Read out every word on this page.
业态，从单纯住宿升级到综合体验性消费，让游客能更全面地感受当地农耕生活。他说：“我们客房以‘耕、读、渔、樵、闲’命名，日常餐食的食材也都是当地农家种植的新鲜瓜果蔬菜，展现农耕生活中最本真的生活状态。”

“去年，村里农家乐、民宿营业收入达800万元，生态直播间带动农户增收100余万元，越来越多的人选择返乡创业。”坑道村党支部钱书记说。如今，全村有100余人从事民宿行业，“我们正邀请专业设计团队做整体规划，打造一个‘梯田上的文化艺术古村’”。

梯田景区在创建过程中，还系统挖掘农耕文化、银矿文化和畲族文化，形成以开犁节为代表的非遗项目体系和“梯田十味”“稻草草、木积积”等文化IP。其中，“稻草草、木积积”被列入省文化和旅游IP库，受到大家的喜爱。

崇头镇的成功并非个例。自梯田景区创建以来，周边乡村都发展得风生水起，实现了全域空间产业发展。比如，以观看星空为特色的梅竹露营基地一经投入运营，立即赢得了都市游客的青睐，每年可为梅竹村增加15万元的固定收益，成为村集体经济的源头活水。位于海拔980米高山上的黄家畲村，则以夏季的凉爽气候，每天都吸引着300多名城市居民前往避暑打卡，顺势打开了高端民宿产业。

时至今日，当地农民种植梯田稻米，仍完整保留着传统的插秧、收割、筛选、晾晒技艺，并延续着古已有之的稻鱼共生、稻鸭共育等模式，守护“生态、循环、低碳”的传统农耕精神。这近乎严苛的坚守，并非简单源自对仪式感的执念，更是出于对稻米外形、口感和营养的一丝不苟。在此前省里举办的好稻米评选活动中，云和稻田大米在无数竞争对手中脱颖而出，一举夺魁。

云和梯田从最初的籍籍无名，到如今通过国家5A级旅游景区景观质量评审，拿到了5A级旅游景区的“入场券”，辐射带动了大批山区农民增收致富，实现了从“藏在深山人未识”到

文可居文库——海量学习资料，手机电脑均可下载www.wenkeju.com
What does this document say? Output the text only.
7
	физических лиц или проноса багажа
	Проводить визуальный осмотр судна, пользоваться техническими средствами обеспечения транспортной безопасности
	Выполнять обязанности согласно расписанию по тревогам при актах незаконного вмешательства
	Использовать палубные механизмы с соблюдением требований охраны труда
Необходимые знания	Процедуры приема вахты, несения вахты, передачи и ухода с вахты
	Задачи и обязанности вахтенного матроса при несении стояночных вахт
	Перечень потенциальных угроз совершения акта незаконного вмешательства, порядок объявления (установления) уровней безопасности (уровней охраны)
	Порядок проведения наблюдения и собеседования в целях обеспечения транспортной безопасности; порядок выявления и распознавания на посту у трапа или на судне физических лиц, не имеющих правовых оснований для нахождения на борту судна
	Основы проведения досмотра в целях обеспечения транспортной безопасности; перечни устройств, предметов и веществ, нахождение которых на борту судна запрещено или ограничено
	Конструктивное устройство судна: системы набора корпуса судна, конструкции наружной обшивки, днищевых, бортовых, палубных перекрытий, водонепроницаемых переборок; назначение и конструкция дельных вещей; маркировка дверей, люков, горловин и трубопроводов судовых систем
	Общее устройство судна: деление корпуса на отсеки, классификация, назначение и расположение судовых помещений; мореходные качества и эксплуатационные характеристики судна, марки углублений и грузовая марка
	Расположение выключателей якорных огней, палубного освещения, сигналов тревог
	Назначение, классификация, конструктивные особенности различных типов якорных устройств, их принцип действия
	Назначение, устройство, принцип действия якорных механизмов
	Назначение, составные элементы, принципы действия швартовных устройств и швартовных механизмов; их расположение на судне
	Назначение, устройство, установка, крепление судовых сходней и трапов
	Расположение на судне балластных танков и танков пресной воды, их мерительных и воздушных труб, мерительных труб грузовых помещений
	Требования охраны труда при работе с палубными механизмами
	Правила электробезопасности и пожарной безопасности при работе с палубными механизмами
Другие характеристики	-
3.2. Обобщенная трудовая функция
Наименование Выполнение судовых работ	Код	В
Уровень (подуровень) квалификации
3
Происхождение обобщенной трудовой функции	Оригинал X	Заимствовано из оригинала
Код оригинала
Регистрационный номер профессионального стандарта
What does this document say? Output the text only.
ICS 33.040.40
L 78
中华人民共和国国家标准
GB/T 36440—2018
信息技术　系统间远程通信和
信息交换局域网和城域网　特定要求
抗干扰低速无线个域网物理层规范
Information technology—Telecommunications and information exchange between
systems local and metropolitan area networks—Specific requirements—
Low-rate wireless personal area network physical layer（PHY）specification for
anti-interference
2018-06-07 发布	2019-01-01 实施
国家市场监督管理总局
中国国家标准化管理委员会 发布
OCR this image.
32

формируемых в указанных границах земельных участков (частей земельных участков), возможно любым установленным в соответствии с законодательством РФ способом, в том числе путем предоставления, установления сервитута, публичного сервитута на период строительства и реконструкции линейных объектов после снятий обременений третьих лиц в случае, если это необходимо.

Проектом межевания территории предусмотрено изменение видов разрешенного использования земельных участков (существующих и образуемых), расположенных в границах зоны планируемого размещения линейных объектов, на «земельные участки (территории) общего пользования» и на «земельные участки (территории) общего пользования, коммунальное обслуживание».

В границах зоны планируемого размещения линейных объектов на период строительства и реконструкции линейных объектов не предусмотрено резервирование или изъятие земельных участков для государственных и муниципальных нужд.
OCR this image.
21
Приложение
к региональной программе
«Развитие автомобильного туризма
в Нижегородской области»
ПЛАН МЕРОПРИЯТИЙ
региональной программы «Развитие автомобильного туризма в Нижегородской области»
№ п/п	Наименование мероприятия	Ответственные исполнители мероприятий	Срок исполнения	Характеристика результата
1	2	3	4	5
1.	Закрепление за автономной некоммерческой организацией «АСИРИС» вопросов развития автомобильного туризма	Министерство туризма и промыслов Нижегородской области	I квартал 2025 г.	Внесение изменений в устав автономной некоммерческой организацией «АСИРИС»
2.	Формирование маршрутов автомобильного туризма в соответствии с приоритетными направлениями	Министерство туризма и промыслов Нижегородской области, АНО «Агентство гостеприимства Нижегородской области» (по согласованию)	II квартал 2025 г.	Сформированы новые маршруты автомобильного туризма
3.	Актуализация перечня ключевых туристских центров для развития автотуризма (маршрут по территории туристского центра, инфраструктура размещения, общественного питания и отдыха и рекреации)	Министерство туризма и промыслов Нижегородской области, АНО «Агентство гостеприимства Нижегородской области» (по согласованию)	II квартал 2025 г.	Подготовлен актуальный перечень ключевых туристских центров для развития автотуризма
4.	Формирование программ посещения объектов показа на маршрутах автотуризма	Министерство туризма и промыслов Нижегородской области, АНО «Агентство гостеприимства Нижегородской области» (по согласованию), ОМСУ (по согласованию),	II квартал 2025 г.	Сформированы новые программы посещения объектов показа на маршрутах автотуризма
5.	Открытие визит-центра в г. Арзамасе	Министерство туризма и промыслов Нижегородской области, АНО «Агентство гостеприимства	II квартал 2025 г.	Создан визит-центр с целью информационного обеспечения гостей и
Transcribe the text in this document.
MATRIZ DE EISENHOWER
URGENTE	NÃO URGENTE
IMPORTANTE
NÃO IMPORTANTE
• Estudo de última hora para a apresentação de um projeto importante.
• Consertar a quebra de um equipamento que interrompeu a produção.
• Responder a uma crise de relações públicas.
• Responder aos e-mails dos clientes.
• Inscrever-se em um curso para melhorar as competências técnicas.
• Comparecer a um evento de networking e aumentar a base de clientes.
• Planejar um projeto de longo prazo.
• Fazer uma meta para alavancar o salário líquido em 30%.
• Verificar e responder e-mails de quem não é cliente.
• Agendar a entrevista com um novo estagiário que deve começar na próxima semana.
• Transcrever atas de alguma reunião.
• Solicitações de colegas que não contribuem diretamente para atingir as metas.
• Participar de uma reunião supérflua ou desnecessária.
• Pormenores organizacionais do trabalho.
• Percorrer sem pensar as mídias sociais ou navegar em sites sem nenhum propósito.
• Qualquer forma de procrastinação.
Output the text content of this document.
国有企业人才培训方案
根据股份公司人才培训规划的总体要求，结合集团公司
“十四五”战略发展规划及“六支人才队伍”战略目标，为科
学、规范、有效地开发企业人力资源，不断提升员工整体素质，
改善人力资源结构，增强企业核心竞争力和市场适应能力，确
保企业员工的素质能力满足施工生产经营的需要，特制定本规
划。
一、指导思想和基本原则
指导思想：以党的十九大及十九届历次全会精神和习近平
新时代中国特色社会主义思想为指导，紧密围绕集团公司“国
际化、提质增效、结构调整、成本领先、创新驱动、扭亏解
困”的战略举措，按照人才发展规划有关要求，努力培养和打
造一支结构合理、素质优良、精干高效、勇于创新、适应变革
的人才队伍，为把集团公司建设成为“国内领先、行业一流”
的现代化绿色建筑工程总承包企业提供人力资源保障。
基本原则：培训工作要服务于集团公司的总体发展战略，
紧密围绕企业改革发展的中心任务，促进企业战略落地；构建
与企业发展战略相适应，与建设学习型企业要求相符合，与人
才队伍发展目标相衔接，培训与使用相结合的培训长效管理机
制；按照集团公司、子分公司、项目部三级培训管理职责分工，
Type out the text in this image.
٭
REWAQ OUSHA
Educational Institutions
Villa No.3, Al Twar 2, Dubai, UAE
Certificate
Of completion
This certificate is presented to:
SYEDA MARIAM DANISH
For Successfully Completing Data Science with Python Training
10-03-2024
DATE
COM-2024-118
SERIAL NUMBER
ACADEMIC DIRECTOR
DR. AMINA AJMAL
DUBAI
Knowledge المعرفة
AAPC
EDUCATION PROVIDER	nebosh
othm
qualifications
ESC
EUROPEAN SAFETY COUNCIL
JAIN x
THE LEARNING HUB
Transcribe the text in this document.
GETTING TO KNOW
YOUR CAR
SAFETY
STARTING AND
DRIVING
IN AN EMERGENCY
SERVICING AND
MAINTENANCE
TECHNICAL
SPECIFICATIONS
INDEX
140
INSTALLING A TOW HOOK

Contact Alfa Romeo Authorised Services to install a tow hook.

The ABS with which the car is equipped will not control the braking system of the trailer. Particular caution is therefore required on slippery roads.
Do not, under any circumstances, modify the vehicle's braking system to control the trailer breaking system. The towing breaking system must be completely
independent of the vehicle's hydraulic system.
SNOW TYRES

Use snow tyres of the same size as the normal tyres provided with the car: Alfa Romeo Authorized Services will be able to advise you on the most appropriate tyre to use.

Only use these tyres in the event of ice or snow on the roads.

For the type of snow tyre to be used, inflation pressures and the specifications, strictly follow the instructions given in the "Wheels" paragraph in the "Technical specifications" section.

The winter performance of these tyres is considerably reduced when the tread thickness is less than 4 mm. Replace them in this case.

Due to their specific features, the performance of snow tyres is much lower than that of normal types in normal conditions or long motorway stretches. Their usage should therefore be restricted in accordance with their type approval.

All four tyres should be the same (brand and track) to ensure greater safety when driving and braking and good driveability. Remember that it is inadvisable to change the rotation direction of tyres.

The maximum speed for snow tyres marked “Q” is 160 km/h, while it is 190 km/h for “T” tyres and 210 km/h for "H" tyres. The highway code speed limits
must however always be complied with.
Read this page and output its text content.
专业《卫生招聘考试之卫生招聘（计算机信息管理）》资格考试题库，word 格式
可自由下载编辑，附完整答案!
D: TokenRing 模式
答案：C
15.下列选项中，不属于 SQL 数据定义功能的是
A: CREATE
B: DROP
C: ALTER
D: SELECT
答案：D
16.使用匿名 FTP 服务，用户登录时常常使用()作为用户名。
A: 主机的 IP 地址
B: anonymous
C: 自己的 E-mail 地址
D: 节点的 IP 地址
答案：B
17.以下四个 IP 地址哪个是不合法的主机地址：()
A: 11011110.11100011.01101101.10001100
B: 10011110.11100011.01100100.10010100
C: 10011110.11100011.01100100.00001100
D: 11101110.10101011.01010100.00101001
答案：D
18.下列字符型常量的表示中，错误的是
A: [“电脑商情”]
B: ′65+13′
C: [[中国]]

○ ○ ○ ○ ○ ○ ○

## TASK BRIEF:
Count every line of the records that holds the string "судне". Write only the total.

## TASK OUTPUT:
3